Skip the pictures and extract all of the lines exactly as written.
:: Materials provided
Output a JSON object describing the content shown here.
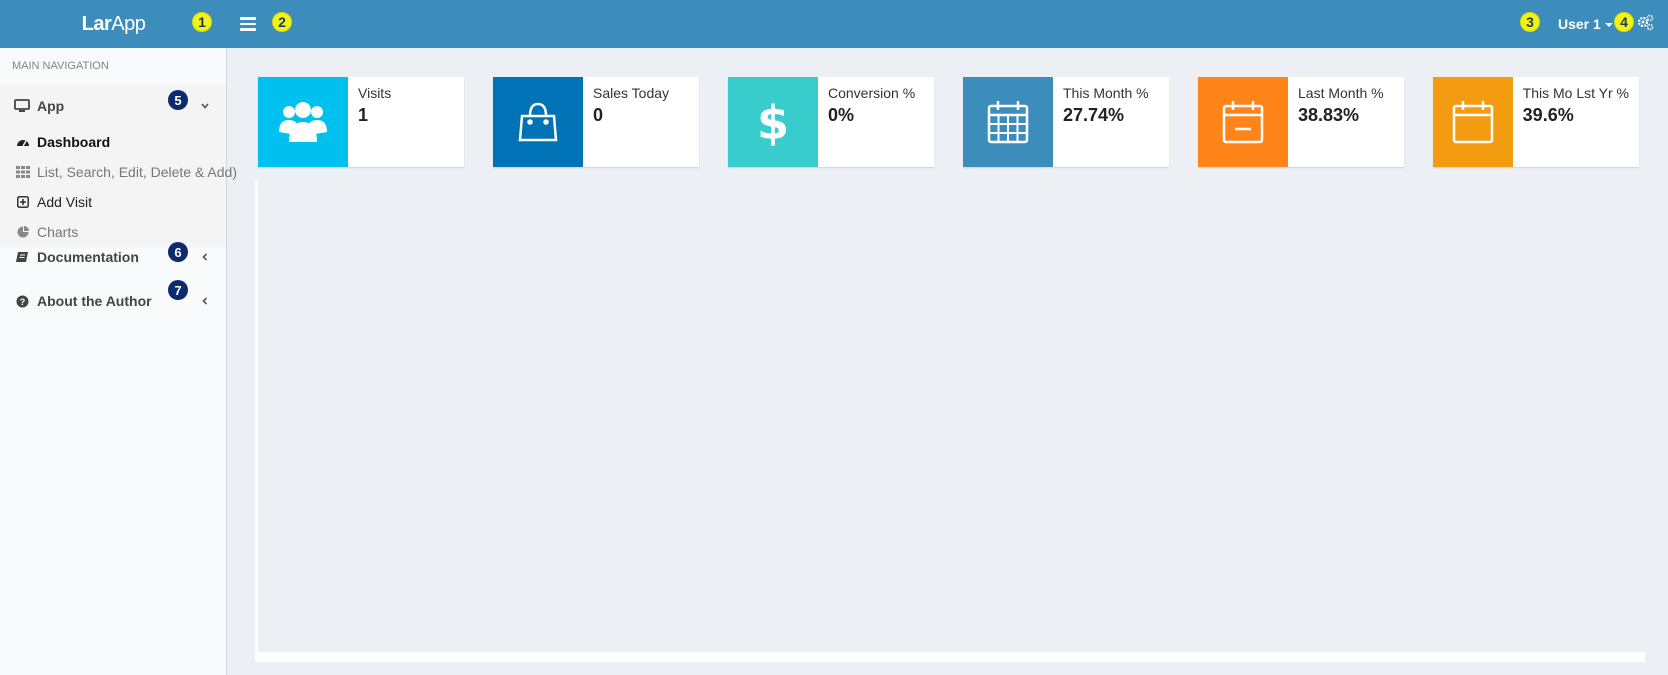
{
  "header": {
    "logo_bold": "Lar",
    "logo_thin": "App",
    "user_label": "User 1",
    "annotations": [
      "1",
      "2",
      "3",
      "4"
    ]
  },
  "sidebar": {
    "nav_header": "MAIN NAVIGATION",
    "app_label": "App",
    "app_icon": "monitor-icon",
    "submenu": [
      {
        "label": "Dashboard",
        "icon": "dashboard-icon"
      },
      {
        "label": "List, Search, Edit, Delete & Add)",
        "icon": "grid-icon"
      },
      {
        "label": "Add Visit",
        "icon": "plus-square-icon"
      },
      {
        "label": "Charts",
        "icon": "pie-chart-icon"
      }
    ],
    "documentation_label": "Documentation",
    "author_label": "About the Author",
    "annotations": [
      "5",
      "6",
      "7"
    ]
  },
  "info_boxes": [
    {
      "label": "Visits",
      "value": "1",
      "color": "#00c0ef",
      "icon": "users-icon"
    },
    {
      "label": "Sales Today",
      "value": "0",
      "color": "#0073b7",
      "icon": "shopping-bag-icon"
    },
    {
      "label": "Conversion %",
      "value": "0%",
      "color": "#39cccc",
      "icon": "dollar-icon"
    },
    {
      "label": "This Month %",
      "value": "27.74%",
      "color": "#3c8dbc",
      "icon": "calendar-icon"
    },
    {
      "label": "Last Month %",
      "value": "38.83%",
      "color": "#ff851b",
      "icon": "calendar-minus-icon"
    },
    {
      "label": "This Mo Lst Yr %",
      "value": "39.6%",
      "color": "#f39c12",
      "icon": "calendar-blank-icon"
    }
  ]
}
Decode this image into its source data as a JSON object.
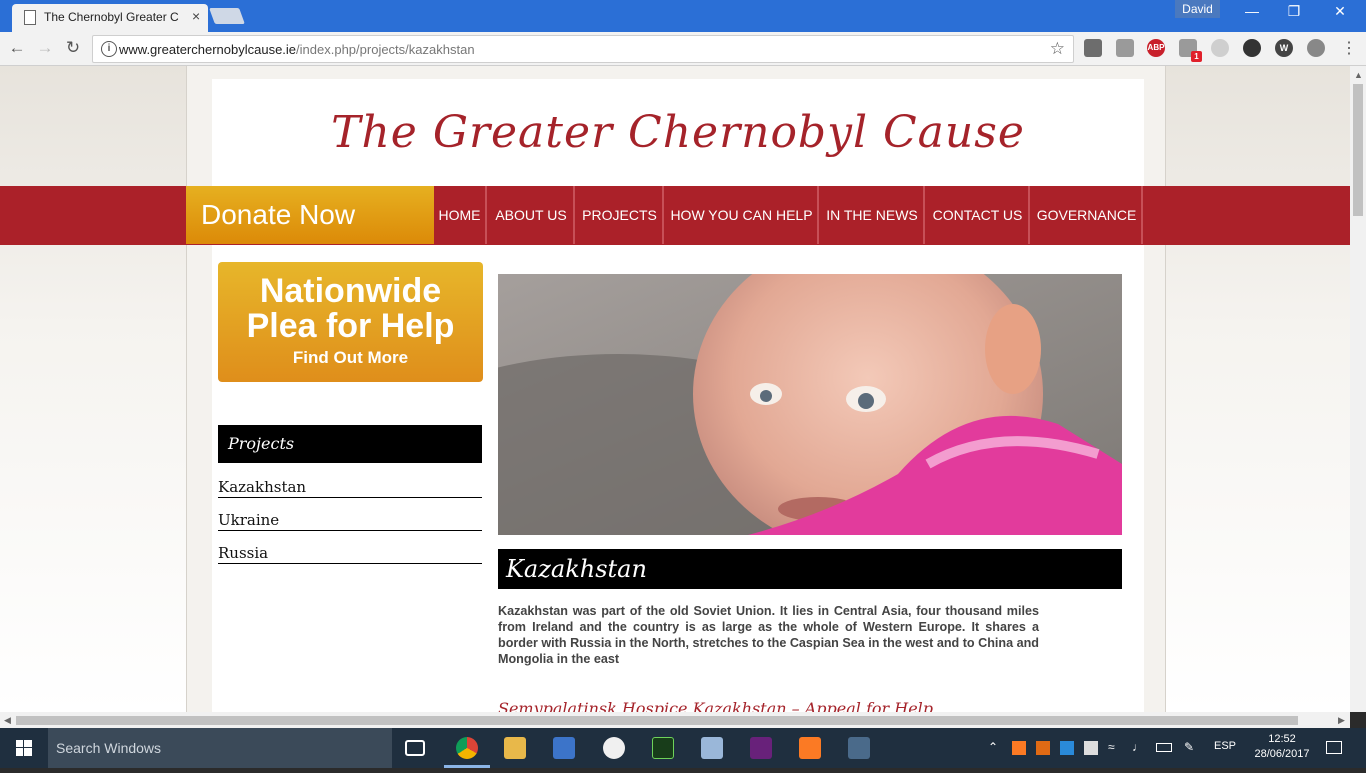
{
  "browser": {
    "tab_title": "The Chernobyl Greater C",
    "tab_close": "×",
    "profile_name": "David",
    "url_host": "www.greaterchernobylcause.ie",
    "url_path": "/index.php/projects/kazakhstan",
    "extensions": [
      "mail",
      "cube",
      "ABP",
      "puzzle",
      "gear-grey",
      "gear",
      "W",
      "power"
    ],
    "extension_badge": "1"
  },
  "site": {
    "title": "The Greater Chernobyl Cause",
    "donate_label": "Donate Now",
    "nav": [
      "HOME",
      "ABOUT US",
      "PROJECTS",
      "HOW YOU CAN HELP",
      "IN THE NEWS",
      "CONTACT US",
      "GOVERNANCE"
    ],
    "plea": {
      "line1": "Nationwide",
      "line2": "Plea for Help",
      "link": "Find Out More"
    },
    "sidebar": {
      "heading": "Projects",
      "items": [
        "Kazakhstan",
        "Ukraine",
        "Russia"
      ]
    },
    "section_heading": "Kazakhstan",
    "intro": "Kazakhstan was part of the old Soviet Union. It lies in Central Asia, four thousand miles from Ireland and the country is as large as the whole of Western Europe. It shares a border with Russia in the North, stretches to the Caspian Sea in the west and to China and Mongolia in the east",
    "subheading_partial": "Semypalatinsk Hospice Kazakhstan – Appeal for Help"
  },
  "taskbar": {
    "search_placeholder": "Search Windows",
    "lang": "ESP",
    "time": "12:52",
    "date": "28/06/2017"
  },
  "colors": {
    "brand_red": "#ab2129",
    "title_red": "#a5232a",
    "donate_gold": "#e6b020",
    "chrome_blue": "#2b6fd6"
  }
}
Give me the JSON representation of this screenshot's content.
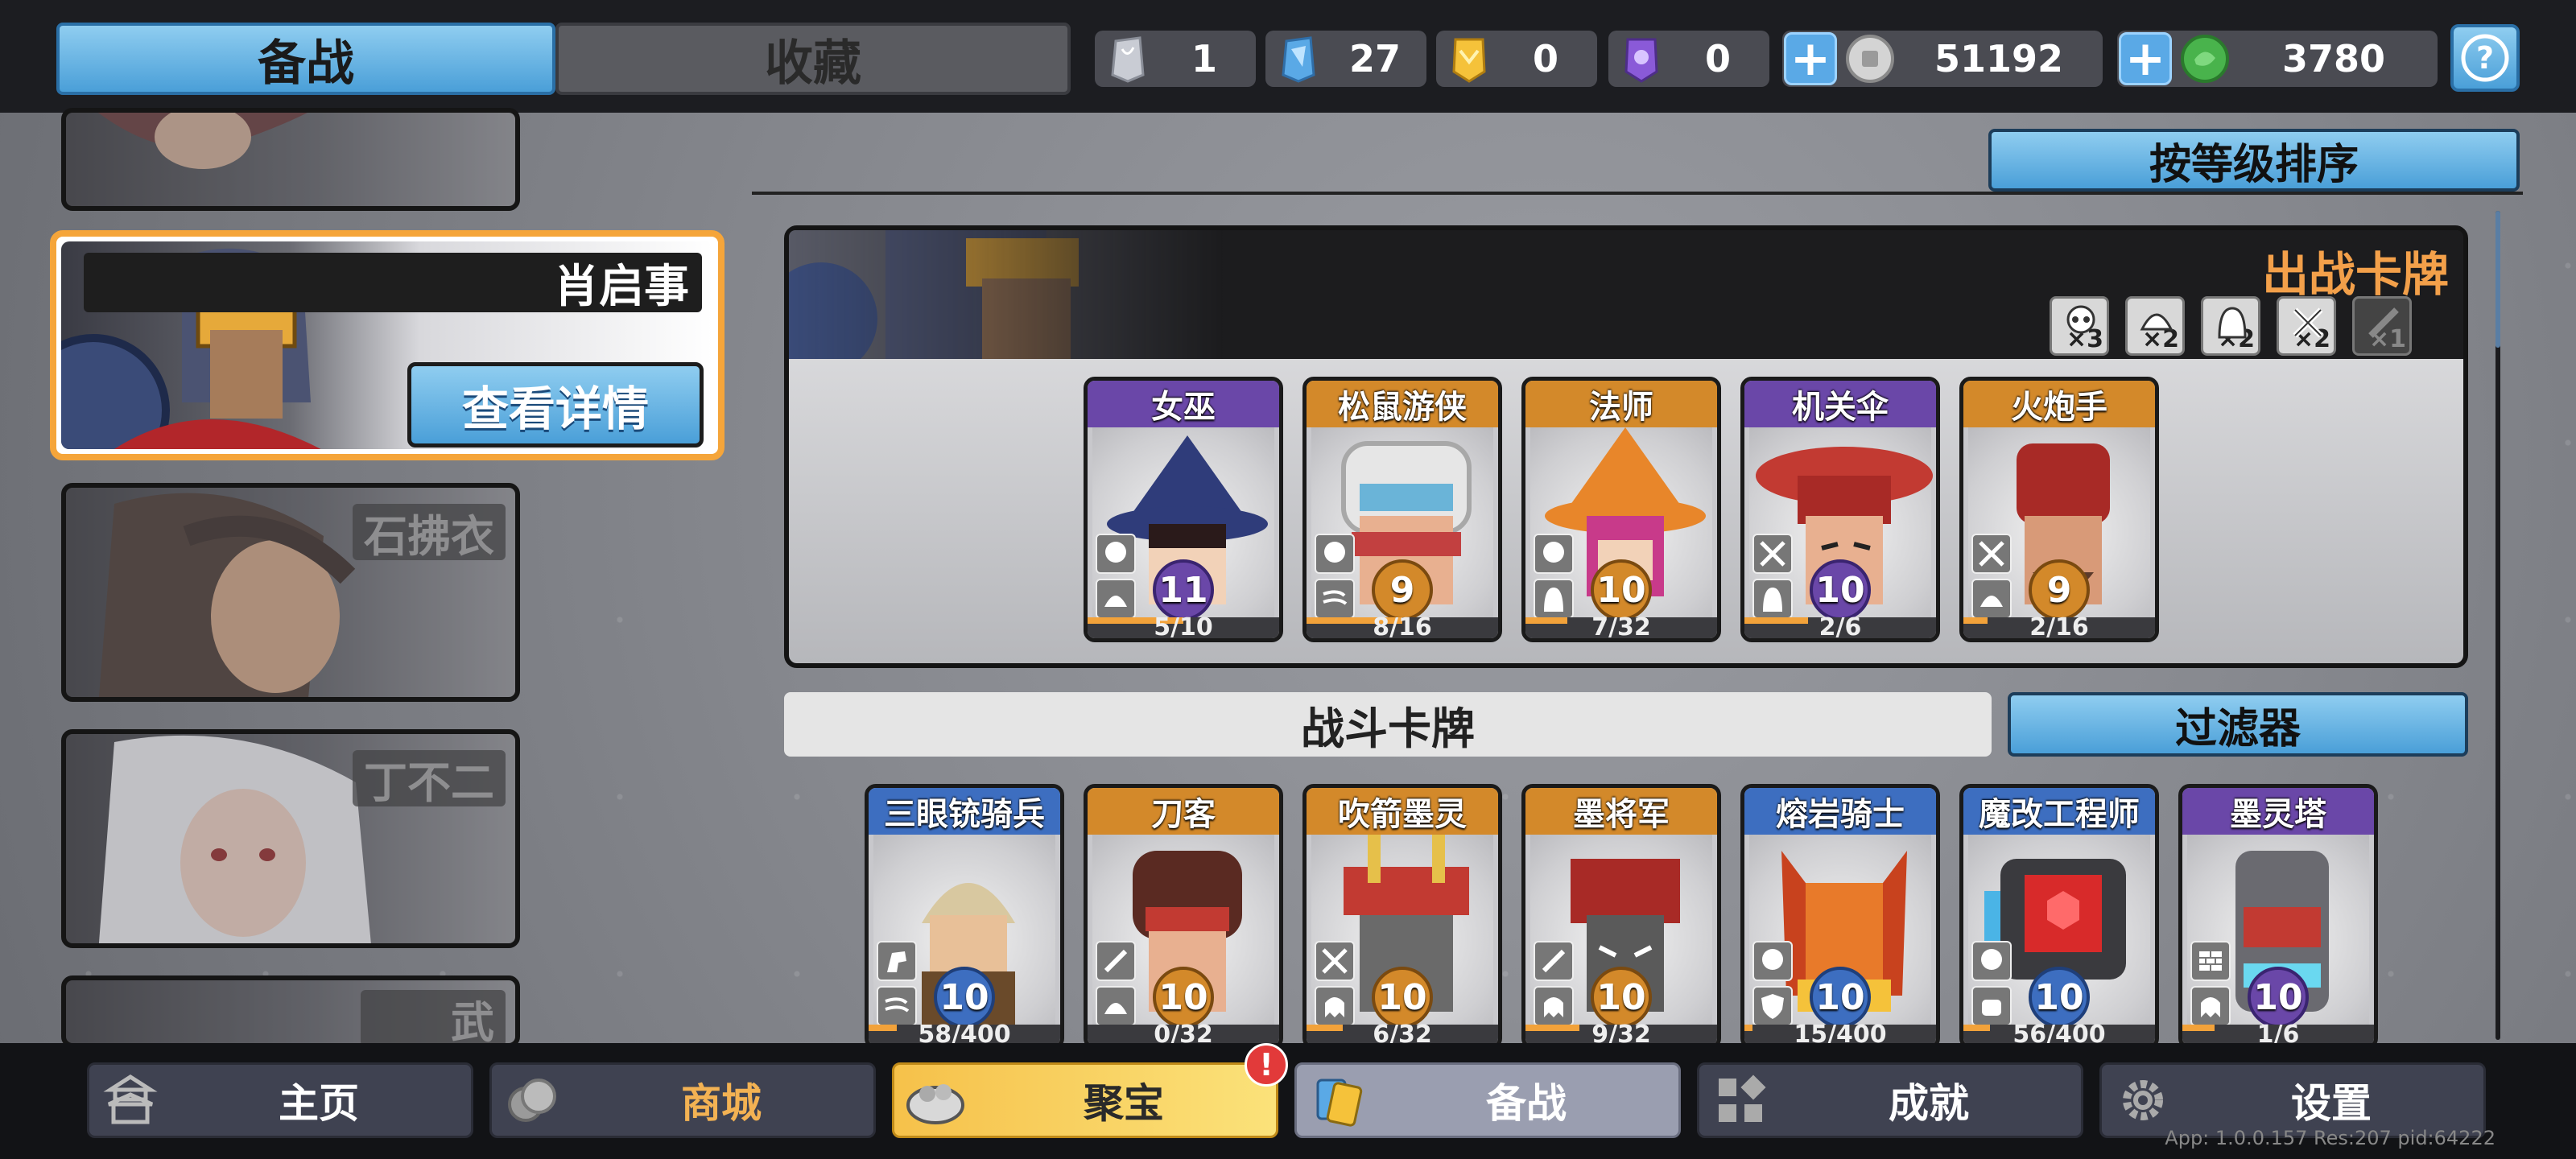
{
  "tabs": [
    {
      "label": "备战",
      "active": true
    },
    {
      "label": "收藏",
      "active": false
    }
  ],
  "resources": [
    {
      "icon": "silver-crystal-icon",
      "value": "1",
      "color": "#c9ccd4"
    },
    {
      "icon": "blue-crystal-icon",
      "value": "27",
      "color": "#5aa9e6"
    },
    {
      "icon": "gold-crystal-icon",
      "value": "0",
      "color": "#f5c23a"
    },
    {
      "icon": "purple-crystal-icon",
      "value": "0",
      "color": "#8a5ad8"
    },
    {
      "icon": "silver-coin-icon",
      "value": "51192",
      "color": "#c8c8c8"
    },
    {
      "icon": "green-gem-icon",
      "value": "3780",
      "color": "#49b34c"
    }
  ],
  "heroes": [
    {
      "name": "肖启事",
      "selected": true,
      "detail_label": "查看详情"
    },
    {
      "name": "石拂衣"
    },
    {
      "name": "丁不二"
    },
    {
      "name": "武"
    }
  ],
  "sort_label": "按等级排序",
  "deck": {
    "title": "出战卡牌",
    "counters": [
      {
        "icon": "skull-icon",
        "count": "×3"
      },
      {
        "icon": "helmet-icon",
        "count": "×2"
      },
      {
        "icon": "hood-icon",
        "count": "×2"
      },
      {
        "icon": "crossed-swords-icon",
        "count": "×2"
      },
      {
        "icon": "blade-icon",
        "count": "×1"
      }
    ],
    "cards": [
      {
        "name": "女巫",
        "level": "11",
        "progress": "5/10",
        "fill": 0.5,
        "rarity": "purple"
      },
      {
        "name": "松鼠游侠",
        "level": "9",
        "progress": "8/16",
        "fill": 0.5,
        "rarity": "orange"
      },
      {
        "name": "法师",
        "level": "10",
        "progress": "7/32",
        "fill": 0.22,
        "rarity": "orange"
      },
      {
        "name": "机关伞",
        "level": "10",
        "progress": "2/6",
        "fill": 0.33,
        "rarity": "purple"
      },
      {
        "name": "火炮手",
        "level": "9",
        "progress": "2/16",
        "fill": 0.125,
        "rarity": "orange"
      }
    ]
  },
  "battle_cards_label": "战斗卡牌",
  "filter_label": "过滤器",
  "battle_cards": [
    {
      "name": "三眼铳骑兵",
      "level": "10",
      "progress": "58/400",
      "fill": 0.145,
      "rarity": "blue"
    },
    {
      "name": "刀客",
      "level": "10",
      "progress": "0/32",
      "fill": 0,
      "rarity": "orange"
    },
    {
      "name": "吹箭墨灵",
      "level": "10",
      "progress": "6/32",
      "fill": 0.19,
      "rarity": "orange"
    },
    {
      "name": "墨将军",
      "level": "10",
      "progress": "9/32",
      "fill": 0.28,
      "rarity": "orange"
    },
    {
      "name": "熔岩骑士",
      "level": "10",
      "progress": "15/400",
      "fill": 0.04,
      "rarity": "blue"
    },
    {
      "name": "魔改工程师",
      "level": "10",
      "progress": "56/400",
      "fill": 0.14,
      "rarity": "blue"
    },
    {
      "name": "墨灵塔",
      "level": "10",
      "progress": "1/6",
      "fill": 0.17,
      "rarity": "purple"
    }
  ],
  "nav": [
    {
      "label": "主页",
      "icon": "pagoda-icon"
    },
    {
      "label": "商城",
      "icon": "coins-icon"
    },
    {
      "label": "聚宝",
      "icon": "treasure-bowl-icon",
      "badge": "!"
    },
    {
      "label": "备战",
      "icon": "cards-icon"
    },
    {
      "label": "成就",
      "icon": "achievement-grid-icon"
    },
    {
      "label": "设置",
      "icon": "gear-icon"
    }
  ],
  "version": "App: 1.0.0.157 Res:207 pid:64222"
}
::::
Solution for this task ▸
Output a JSON object describing the content shown here.
{
  "header": {
    "logo_bold": "Lar",
    "logo_thin": "App",
    "user_label": "User 1",
    "annotations": [
      "1",
      "2",
      "3",
      "4"
    ]
  },
  "sidebar": {
    "nav_header": "MAIN NAVIGATION",
    "app_label": "App",
    "app_icon": "monitor-icon",
    "submenu": [
      {
        "label": "Dashboard",
        "icon": "dashboard-icon"
      },
      {
        "label": "List, Search, Edit, Delete & Add)",
        "icon": "grid-icon"
      },
      {
        "label": "Add Visit",
        "icon": "plus-square-icon"
      },
      {
        "label": "Charts",
        "icon": "pie-chart-icon"
      }
    ],
    "documentation_label": "Documentation",
    "author_label": "About the Author",
    "annotations": [
      "5",
      "6",
      "7"
    ]
  },
  "info_boxes": [
    {
      "label": "Visits",
      "value": "1",
      "color": "#00c0ef",
      "icon": "users-icon"
    },
    {
      "label": "Sales Today",
      "value": "0",
      "color": "#0073b7",
      "icon": "shopping-bag-icon"
    },
    {
      "label": "Conversion %",
      "value": "0%",
      "color": "#39cccc",
      "icon": "dollar-icon"
    },
    {
      "label": "This Month %",
      "value": "27.74%",
      "color": "#3c8dbc",
      "icon": "calendar-icon"
    },
    {
      "label": "Last Month %",
      "value": "38.83%",
      "color": "#ff851b",
      "icon": "calendar-minus-icon"
    },
    {
      "label": "This Mo Lst Yr %",
      "value": "39.6%",
      "color": "#f39c12",
      "icon": "calendar-blank-icon"
    }
  ]
}
Decode this image into its source data as a JSON object.
{
  "browser": {
    "tab_title": "The Chernobyl Greater C",
    "tab_close": "×",
    "profile_name": "David",
    "url_host": "www.greaterchernobylcause.ie",
    "url_path": "/index.php/projects/kazakhstan",
    "extensions": [
      "mail",
      "cube",
      "ABP",
      "puzzle",
      "gear-grey",
      "gear",
      "W",
      "power"
    ],
    "extension_badge": "1"
  },
  "site": {
    "title": "The Greater Chernobyl Cause",
    "donate_label": "Donate Now",
    "nav": [
      "HOME",
      "ABOUT US",
      "PROJECTS",
      "HOW YOU CAN HELP",
      "IN THE NEWS",
      "CONTACT US",
      "GOVERNANCE"
    ],
    "plea": {
      "line1": "Nationwide",
      "line2": "Plea for Help",
      "link": "Find Out More"
    },
    "sidebar": {
      "heading": "Projects",
      "items": [
        "Kazakhstan",
        "Ukraine",
        "Russia"
      ]
    },
    "section_heading": "Kazakhstan",
    "intro": "Kazakhstan was part of the old Soviet Union. It lies in Central Asia, four thousand miles from Ireland and the country is as large as the whole of Western Europe. It shares a border with Russia in the North, stretches to the Caspian Sea in the west and to China and Mongolia in the east",
    "subheading_partial": "Semypalatinsk Hospice Kazakhstan – Appeal for Help"
  },
  "taskbar": {
    "search_placeholder": "Search Windows",
    "lang": "ESP",
    "time": "12:52",
    "date": "28/06/2017"
  },
  "colors": {
    "brand_red": "#ab2129",
    "title_red": "#a5232a",
    "donate_gold": "#e6b020",
    "chrome_blue": "#2b6fd6"
  }
}
Give me the JSON representation of this screenshot's content.
{
  "tabs": [
    {
      "label": "备战",
      "active": true
    },
    {
      "label": "收藏",
      "active": false
    }
  ],
  "resources": [
    {
      "icon": "silver-crystal-icon",
      "value": "1",
      "color": "#c9ccd4"
    },
    {
      "icon": "blue-crystal-icon",
      "value": "27",
      "color": "#5aa9e6"
    },
    {
      "icon": "gold-crystal-icon",
      "value": "0",
      "color": "#f5c23a"
    },
    {
      "icon": "purple-crystal-icon",
      "value": "0",
      "color": "#8a5ad8"
    },
    {
      "icon": "silver-coin-icon",
      "value": "51192",
      "color": "#c8c8c8"
    },
    {
      "icon": "green-gem-icon",
      "value": "3780",
      "color": "#49b34c"
    }
  ],
  "heroes": [
    {
      "name": "肖启事",
      "selected": true,
      "detail_label": "查看详情"
    },
    {
      "name": "石拂衣"
    },
    {
      "name": "丁不二"
    },
    {
      "name": "武"
    }
  ],
  "sort_label": "按等级排序",
  "deck": {
    "title": "出战卡牌",
    "counters": [
      {
        "icon": "skull-icon",
        "count": "×3"
      },
      {
        "icon": "helmet-icon",
        "count": "×2"
      },
      {
        "icon": "hood-icon",
        "count": "×2"
      },
      {
        "icon": "crossed-swords-icon",
        "count": "×2"
      },
      {
        "icon": "blade-icon",
        "count": "×1"
      }
    ],
    "cards": [
      {
        "name": "女巫",
        "level": "11",
        "progress": "5/10",
        "fill": 0.5,
        "rarity": "purple"
      },
      {
        "name": "松鼠游侠",
        "level": "9",
        "progress": "8/16",
        "fill": 0.5,
        "rarity": "orange"
      },
      {
        "name": "法师",
        "level": "10",
        "progress": "7/32",
        "fill": 0.22,
        "rarity": "orange"
      },
      {
        "name": "机关伞",
        "level": "10",
        "progress": "2/6",
        "fill": 0.33,
        "rarity": "purple"
      },
      {
        "name": "火炮手",
        "level": "9",
        "progress": "2/16",
        "fill": 0.125,
        "rarity": "orange"
      }
    ]
  },
  "battle_cards_label": "战斗卡牌",
  "filter_label": "过滤器",
  "battle_cards": [
    {
      "name": "三眼铳骑兵",
      "level": "10",
      "progress": "58/400",
      "fill": 0.145,
      "rarity": "blue"
    },
    {
      "name": "刀客",
      "level": "10",
      "progress": "0/32",
      "fill": 0,
      "rarity": "orange"
    },
    {
      "name": "吹箭墨灵",
      "level": "10",
      "progress": "6/32",
      "fill": 0.19,
      "rarity": "orange"
    },
    {
      "name": "墨将军",
      "level": "10",
      "progress": "9/32",
      "fill": 0.28,
      "rarity": "orange"
    },
    {
      "name": "熔岩骑士",
      "level": "10",
      "progress": "15/400",
      "fill": 0.04,
      "rarity": "blue"
    },
    {
      "name": "魔改工程师",
      "level": "10",
      "progress": "56/400",
      "fill": 0.14,
      "rarity": "blue"
    },
    {
      "name": "墨灵塔",
      "level": "10",
      "progress": "1/6",
      "fill": 0.17,
      "rarity": "purple"
    }
  ],
  "nav": [
    {
      "label": "主页",
      "icon": "pagoda-icon"
    },
    {
      "label": "商城",
      "icon": "coins-icon"
    },
    {
      "label": "聚宝",
      "icon": "treasure-bowl-icon",
      "badge": "!"
    },
    {
      "label": "备战",
      "icon": "cards-icon"
    },
    {
      "label": "成就",
      "icon": "achievement-grid-icon"
    },
    {
      "label": "设置",
      "icon": "gear-icon"
    }
  ],
  "version": "App: 1.0.0.157 Res:207 pid:64222"
}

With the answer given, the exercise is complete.